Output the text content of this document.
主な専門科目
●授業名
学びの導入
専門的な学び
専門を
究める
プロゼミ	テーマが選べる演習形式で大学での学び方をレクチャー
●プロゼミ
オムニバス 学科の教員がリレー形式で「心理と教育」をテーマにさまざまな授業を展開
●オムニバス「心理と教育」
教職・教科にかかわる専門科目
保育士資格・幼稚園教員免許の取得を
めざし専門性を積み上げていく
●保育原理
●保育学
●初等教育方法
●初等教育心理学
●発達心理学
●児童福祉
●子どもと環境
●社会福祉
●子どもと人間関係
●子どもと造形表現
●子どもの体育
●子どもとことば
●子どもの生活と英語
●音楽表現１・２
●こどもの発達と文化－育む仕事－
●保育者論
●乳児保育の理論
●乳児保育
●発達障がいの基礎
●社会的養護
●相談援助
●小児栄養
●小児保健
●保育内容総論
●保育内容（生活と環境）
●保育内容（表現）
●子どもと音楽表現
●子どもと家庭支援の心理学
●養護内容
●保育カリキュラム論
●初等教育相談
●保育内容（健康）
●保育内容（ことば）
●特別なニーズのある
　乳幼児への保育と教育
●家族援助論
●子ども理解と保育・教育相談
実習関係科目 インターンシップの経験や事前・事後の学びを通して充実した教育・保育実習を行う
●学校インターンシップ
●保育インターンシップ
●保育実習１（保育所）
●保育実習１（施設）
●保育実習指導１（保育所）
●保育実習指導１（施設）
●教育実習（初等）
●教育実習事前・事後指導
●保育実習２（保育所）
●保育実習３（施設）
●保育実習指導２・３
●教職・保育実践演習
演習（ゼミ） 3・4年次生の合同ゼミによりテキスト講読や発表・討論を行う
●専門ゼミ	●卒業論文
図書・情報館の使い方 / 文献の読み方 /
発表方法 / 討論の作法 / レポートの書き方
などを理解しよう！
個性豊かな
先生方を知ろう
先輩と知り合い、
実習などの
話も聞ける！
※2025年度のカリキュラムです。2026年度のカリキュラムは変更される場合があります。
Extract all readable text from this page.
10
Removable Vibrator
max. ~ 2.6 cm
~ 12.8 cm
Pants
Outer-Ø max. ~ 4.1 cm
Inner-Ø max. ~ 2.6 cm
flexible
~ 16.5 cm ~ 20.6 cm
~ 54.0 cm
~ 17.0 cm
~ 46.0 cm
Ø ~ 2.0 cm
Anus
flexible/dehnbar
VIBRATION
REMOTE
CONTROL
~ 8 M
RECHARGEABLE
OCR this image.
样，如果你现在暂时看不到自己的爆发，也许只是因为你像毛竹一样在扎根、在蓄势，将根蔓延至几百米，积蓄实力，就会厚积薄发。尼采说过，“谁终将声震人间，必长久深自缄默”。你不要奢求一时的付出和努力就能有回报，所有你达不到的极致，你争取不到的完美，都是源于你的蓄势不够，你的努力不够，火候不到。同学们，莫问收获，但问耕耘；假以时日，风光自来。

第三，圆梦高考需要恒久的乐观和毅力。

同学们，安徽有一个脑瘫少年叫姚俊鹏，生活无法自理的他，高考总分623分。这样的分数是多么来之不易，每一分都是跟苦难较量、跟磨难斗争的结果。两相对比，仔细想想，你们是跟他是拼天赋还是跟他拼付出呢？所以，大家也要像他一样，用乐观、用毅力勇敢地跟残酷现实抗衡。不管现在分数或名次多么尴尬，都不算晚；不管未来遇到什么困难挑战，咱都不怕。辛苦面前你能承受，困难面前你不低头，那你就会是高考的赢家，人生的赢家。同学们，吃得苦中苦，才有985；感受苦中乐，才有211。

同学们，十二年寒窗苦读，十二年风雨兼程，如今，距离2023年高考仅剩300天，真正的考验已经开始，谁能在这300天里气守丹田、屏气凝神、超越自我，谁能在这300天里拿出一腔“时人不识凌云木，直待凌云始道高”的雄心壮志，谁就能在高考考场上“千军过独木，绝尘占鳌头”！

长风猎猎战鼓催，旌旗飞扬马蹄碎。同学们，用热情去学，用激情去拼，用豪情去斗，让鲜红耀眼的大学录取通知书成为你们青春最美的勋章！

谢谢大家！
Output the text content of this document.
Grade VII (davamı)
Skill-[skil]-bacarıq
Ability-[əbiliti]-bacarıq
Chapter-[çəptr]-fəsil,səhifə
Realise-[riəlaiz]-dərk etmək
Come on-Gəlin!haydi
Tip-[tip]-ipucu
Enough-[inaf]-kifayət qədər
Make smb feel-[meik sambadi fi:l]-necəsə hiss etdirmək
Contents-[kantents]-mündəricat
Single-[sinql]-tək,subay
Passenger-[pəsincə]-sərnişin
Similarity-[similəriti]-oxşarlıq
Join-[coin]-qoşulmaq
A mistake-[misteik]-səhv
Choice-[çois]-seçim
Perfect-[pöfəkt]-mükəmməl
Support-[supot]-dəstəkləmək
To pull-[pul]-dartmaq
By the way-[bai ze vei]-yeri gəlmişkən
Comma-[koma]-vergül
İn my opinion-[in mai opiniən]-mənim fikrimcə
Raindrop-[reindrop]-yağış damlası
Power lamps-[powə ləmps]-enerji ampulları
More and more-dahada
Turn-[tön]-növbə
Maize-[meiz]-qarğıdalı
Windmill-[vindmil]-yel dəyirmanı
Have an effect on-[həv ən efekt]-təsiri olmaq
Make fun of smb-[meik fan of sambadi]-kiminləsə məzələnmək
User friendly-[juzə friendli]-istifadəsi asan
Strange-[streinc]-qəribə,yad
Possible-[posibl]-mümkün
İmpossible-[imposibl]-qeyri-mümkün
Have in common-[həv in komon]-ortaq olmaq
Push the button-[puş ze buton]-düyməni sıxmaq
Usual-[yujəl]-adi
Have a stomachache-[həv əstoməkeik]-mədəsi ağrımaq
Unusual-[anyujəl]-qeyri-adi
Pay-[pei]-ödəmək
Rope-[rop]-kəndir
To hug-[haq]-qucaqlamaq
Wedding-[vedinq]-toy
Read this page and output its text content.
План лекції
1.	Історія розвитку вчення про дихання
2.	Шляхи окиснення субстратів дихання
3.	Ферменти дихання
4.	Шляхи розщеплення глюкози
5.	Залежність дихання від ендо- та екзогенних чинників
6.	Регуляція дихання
=======
▶ TASK REQUIREMENTS: Go through the entries and return each line where the word "bacarıq" appears.

▶ THE RESPONSE:
Skill-[skil]-bacarıq
Ability-[əbiliti]-bacarıq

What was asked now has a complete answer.